Omit every picture and write out the rest of the records exactly.

◆ INPUT DATA
——————————

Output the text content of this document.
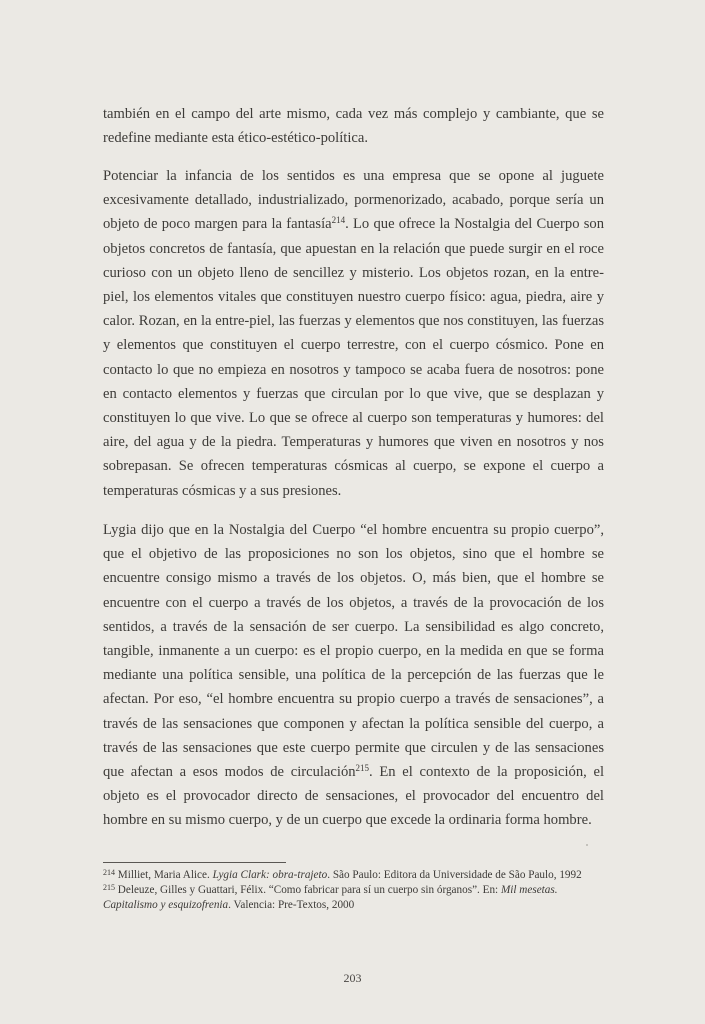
también en el campo del arte mismo, cada vez más complejo y cambiante, que se redefine mediante esta ético-estético-política.

Potenciar la infancia de los sentidos es una empresa que se opone al juguete excesivamente detallado, industrializado, pormenorizado, acabado, porque sería un objeto de poco margen para la fantasía$^{214}$. Lo que ofrece la Nostalgia del Cuerpo son objetos concretos de fantasía, que apuestan en la relación que puede surgir en el roce curioso con un objeto lleno de sencillez y misterio. Los objetos rozan, en la entre-piel, los elementos vitales que constituyen nuestro cuerpo físico: agua, piedra, aire y calor. Rozan, en la entre-piel, las fuerzas y elementos que nos constituyen, las fuerzas y elementos que constituyen el cuerpo terrestre, con el cuerpo cósmico. Pone en contacto lo que no empieza en nosotros y tampoco se acaba fuera de nosotros: pone en contacto elementos y fuerzas que circulan por lo que vive, que se desplazan y constituyen lo que vive. Lo que se ofrece al cuerpo son temperaturas y humores: del aire, del agua y de la piedra. Temperaturas y humores que viven en nosotros y nos sobrepasan. Se ofrecen temperaturas cósmicas al cuerpo, se expone el cuerpo a temperaturas cósmicas y a sus presiones.

Lygia dijo que en la Nostalgia del Cuerpo “el hombre encuentra su propio cuerpo”, que el objetivo de las proposiciones no son los objetos, sino que el hombre se encuentre consigo mismo a través de los objetos. O, más bien, que el hombre se encuentre con el cuerpo a través de los objetos, a través de la provocación de los sentidos, a través de la sensación de ser cuerpo. La sensibilidad es algo concreto, tangible, inmanente a un cuerpo: es el propio cuerpo, en la medida en que se forma mediante una política sensible, una política de la percepción de las fuerzas que le afectan. Por eso, “el hombre encuentra su propio cuerpo a través de sensaciones”, a través de las sensaciones que componen y afectan la política sensible del cuerpo, a través de las sensaciones que este cuerpo permite que circulen y de las sensaciones que afectan a esos modos de circulación$^{215}$. En el contexto de la proposición, el objeto es el provocador directo de sensaciones, el provocador del encuentro del hombre en su mismo cuerpo, y de un cuerpo que excede la ordinaria forma hombre.

$^{214}$ Milliet, Maria Alice. Lygia Clark: obra-trajeto. São Paulo: Editora da Universidade de São Paulo, 1992

$^{215}$ Deleuze, Gilles y Guattari, Félix. “Como fabricar para sí un cuerpo sin órganos”. En: Mil mesetas. Capitalismo y esquizofrenia. Valencia: Pre-Textos, 2000

203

——————————

◆ THE SOLUTION
Output the text content of this document.
también en el campo del arte mismo, cada vez más complejo y cambiante, que se redefine mediante esta ético-estético-política.

Potenciar la infancia de los sentidos es una empresa que se opone al juguete excesivamente detallado, industrializado, pormenorizado, acabado, porque sería un objeto de poco margen para la fantasía$^{214}$. Lo que ofrece la Nostalgia del Cuerpo son objetos concretos de fantasía, que apuestan en la relación que puede surgir en el roce curioso con un objeto lleno de sencillez y misterio. Los objetos rozan, en la entre-piel, los elementos vitales que constituyen nuestro cuerpo físico: agua, piedra, aire y calor. Rozan, en la entre-piel, las fuerzas y elementos que nos constituyen, las fuerzas y elementos que constituyen el cuerpo terrestre, con el cuerpo cósmico. Pone en contacto lo que no empieza en nosotros y tampoco se acaba fuera de nosotros: pone en contacto elementos y fuerzas que circulan por lo que vive, que se desplazan y constituyen lo que vive. Lo que se ofrece al cuerpo son temperaturas y humores: del aire, del agua y de la piedra. Temperaturas y humores que viven en nosotros y nos sobrepasan. Se ofrecen temperaturas cósmicas al cuerpo, se expone el cuerpo a temperaturas cósmicas y a sus presiones.

Lygia dijo que en la Nostalgia del Cuerpo “el hombre encuentra su propio cuerpo”, que el objetivo de las proposiciones no son los objetos, sino que el hombre se encuentre consigo mismo a través de los objetos. O, más bien, que el hombre se encuentre con el cuerpo a través de los objetos, a través de la provocación de los sentidos, a través de la sensación de ser cuerpo. La sensibilidad es algo concreto, tangible, inmanente a un cuerpo: es el propio cuerpo, en la medida en que se forma mediante una política sensible, una política de la percepción de las fuerzas que le afectan. Por eso, “el hombre encuentra su propio cuerpo a través de sensaciones”, a través de las sensaciones que componen y afectan la política sensible del cuerpo, a través de las sensaciones que este cuerpo permite que circulen y de las sensaciones que afectan a esos modos de circulación$^{215}$. En el contexto de la proposición, el objeto es el provocador directo de sensaciones, el provocador del encuentro del hombre en su mismo cuerpo, y de un cuerpo que excede la ordinaria forma hombre.

$^{214}$ Milliet, Maria Alice. Lygia Clark: obra-trajeto. São Paulo: Editora da Universidade de São Paulo, 1992

$^{215}$ Deleuze, Gilles y Guattari, Félix. “Como fabricar para sí un cuerpo sin órganos”. En: Mil mesetas. Capitalismo y esquizofrenia. Valencia: Pre-Textos, 2000

203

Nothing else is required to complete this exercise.